Task details => Gather all lines in the entries below that include the word "ylabel".

Information provided =>
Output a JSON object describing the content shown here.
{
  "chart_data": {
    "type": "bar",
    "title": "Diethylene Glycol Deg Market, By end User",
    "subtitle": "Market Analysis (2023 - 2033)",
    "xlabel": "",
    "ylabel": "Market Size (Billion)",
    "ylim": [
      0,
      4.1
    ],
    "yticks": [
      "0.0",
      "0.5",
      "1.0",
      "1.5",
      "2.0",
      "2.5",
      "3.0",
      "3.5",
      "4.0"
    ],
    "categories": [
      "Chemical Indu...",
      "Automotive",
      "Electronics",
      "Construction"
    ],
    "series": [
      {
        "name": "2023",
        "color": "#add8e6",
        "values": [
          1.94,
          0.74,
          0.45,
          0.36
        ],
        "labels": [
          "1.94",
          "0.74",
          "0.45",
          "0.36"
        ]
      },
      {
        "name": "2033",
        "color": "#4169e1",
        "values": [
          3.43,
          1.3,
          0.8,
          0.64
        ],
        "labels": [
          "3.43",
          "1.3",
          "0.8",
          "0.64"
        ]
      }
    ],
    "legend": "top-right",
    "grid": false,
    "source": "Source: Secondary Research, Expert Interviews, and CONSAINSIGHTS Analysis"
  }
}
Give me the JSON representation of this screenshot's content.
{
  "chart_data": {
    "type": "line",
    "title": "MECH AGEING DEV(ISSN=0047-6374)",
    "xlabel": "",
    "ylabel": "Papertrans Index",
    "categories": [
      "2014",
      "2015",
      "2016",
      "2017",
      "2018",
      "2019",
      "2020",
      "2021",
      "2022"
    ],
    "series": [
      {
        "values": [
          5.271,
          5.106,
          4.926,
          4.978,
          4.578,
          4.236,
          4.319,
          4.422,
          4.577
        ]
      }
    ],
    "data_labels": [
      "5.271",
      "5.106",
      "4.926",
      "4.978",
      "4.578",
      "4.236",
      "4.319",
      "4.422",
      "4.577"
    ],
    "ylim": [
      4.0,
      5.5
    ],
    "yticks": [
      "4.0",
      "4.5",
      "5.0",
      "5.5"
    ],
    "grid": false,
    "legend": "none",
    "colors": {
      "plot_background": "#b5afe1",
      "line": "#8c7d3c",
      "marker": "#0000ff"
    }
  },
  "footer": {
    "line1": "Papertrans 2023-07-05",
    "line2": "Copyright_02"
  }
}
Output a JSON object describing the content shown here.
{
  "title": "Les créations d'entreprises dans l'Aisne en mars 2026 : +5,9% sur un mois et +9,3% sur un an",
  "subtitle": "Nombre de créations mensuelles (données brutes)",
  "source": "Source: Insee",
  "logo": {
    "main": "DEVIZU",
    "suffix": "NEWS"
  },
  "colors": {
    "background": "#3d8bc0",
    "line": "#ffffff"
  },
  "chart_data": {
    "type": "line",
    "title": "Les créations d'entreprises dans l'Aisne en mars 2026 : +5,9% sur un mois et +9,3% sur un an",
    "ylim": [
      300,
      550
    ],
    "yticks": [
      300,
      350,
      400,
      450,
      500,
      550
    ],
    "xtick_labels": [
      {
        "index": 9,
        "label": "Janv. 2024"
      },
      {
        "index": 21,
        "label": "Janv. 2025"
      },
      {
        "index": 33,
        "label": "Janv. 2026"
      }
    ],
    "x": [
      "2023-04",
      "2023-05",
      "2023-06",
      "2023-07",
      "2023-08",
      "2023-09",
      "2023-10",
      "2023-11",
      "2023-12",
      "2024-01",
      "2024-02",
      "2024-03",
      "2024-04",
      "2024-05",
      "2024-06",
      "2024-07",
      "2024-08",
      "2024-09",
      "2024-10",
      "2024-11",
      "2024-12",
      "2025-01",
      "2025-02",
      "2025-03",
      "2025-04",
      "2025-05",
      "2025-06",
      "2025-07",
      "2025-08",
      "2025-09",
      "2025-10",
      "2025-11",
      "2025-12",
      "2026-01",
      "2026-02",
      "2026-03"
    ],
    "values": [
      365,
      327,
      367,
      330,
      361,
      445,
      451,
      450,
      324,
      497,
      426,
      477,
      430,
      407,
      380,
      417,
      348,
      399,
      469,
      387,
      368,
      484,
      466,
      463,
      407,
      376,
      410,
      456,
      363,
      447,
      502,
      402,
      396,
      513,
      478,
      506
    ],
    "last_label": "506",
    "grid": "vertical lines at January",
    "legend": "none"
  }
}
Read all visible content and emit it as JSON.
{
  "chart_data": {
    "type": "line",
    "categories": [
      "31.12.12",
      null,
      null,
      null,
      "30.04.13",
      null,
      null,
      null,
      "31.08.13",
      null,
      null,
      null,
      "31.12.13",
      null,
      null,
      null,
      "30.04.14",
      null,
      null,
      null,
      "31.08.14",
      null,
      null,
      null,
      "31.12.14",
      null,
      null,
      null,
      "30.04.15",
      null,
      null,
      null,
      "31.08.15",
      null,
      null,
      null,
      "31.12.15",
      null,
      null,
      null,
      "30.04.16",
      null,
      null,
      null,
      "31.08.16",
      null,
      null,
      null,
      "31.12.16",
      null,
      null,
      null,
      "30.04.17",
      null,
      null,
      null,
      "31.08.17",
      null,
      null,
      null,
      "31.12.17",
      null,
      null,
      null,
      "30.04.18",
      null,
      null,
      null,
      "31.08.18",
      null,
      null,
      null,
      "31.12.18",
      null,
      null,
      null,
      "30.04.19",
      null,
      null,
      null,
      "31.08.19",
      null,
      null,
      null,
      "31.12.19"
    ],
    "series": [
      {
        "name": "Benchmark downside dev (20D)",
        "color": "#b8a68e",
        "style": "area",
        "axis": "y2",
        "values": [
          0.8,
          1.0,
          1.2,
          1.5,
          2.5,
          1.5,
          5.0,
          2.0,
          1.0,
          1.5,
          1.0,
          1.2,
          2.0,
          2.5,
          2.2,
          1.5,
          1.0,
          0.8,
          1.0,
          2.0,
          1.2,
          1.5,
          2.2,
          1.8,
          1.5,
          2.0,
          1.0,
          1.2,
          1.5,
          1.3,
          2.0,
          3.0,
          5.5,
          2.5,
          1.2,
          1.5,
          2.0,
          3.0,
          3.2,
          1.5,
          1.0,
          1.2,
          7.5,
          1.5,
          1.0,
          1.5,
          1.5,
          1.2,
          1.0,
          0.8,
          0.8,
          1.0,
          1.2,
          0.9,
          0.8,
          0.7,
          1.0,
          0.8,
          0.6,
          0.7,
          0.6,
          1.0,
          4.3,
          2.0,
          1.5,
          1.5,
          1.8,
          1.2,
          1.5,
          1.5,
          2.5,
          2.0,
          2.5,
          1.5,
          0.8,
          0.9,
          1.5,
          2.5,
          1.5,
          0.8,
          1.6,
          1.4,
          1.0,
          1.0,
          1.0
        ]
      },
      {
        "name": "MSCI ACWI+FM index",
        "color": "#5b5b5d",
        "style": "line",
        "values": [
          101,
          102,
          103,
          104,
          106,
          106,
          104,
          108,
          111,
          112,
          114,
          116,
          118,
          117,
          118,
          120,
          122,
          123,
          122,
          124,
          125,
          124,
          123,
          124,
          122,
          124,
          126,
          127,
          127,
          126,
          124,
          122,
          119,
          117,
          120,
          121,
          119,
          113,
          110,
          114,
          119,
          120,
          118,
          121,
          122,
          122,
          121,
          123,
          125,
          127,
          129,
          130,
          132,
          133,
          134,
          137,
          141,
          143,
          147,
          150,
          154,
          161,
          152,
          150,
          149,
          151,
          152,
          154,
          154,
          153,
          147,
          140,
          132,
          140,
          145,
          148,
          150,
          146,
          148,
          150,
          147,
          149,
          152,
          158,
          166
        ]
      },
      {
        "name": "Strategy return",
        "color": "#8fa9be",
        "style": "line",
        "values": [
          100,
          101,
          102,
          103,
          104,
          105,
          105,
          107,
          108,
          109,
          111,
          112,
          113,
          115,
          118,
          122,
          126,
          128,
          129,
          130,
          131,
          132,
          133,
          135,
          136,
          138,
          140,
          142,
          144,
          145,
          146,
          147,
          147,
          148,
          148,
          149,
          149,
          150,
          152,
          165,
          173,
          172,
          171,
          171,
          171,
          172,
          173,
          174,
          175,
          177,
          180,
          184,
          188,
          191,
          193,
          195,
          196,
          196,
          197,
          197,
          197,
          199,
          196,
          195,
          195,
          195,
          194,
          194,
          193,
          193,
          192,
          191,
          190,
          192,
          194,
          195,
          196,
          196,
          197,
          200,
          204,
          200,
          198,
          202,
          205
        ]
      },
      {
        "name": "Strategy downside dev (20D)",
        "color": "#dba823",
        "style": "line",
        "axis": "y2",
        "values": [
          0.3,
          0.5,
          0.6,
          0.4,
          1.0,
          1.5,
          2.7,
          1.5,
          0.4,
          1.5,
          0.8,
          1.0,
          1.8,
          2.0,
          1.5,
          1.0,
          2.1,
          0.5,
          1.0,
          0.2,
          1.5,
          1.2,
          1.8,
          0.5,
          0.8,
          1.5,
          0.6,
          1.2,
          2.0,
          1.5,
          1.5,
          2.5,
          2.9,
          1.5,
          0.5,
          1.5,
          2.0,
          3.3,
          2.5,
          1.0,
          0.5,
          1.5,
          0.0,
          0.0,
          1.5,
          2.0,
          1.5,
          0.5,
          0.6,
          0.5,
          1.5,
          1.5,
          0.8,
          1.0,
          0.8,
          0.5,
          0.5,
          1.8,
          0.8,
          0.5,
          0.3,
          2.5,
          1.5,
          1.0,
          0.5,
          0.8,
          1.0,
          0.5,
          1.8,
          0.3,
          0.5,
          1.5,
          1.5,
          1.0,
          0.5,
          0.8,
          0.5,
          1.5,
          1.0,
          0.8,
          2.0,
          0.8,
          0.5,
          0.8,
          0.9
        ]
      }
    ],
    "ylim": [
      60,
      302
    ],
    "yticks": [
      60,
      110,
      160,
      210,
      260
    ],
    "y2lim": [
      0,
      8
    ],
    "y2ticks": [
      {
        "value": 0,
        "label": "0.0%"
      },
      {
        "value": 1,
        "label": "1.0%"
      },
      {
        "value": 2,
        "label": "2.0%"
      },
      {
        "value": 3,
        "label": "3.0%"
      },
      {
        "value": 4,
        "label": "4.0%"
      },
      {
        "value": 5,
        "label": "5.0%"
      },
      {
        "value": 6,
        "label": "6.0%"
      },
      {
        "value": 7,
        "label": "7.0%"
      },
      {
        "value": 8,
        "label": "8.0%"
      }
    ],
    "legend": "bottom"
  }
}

Solution for this problem =>
    "ylabel": "Market Size (Billion)",
    "ylabel": "Papertrans Index",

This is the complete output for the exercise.